- SHORT PROBLEM
Can you find the lines of the listing that include "Jungbluth" and copy every one?

Records excerpted from a collection:
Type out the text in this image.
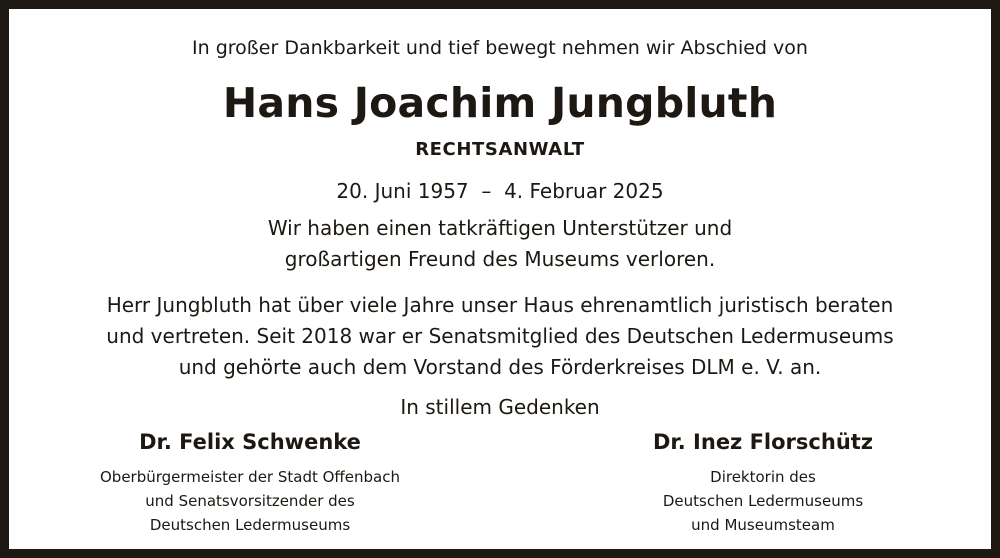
In großer Dankbarkeit und tief bewegt nehmen wir Abschied von
Hans Joachim Jungbluth
RECHTSANWALT
20. Juni 1957  –  4. Februar 2025
Wir haben einen tatkräftigen Unterstützer und
großartigen Freund des Museums verloren.
Herr Jungbluth hat über viele Jahre unser Haus ehrenamtlich juristisch beraten
und vertreten. Seit 2018 war er Senatsmitglied des Deutschen Ledermuseums
und gehörte auch dem Vorstand des Förderkreises DLM e. V. an.
In stillem Gedenken
Dr. Felix Schwenke
Oberbürgermeister der Stadt Offenbach
und Senatsvorsitzender des
Deutschen Ledermuseums
Dr. Inez Florschütz
Direktorin des
Deutschen Ledermuseums
und Museumsteam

- RESULT FOR THIS TASK
Hans Joachim Jungbluth
Herr Jungbluth hat über viele Jahre unser Haus ehrenamtlich juristisch beraten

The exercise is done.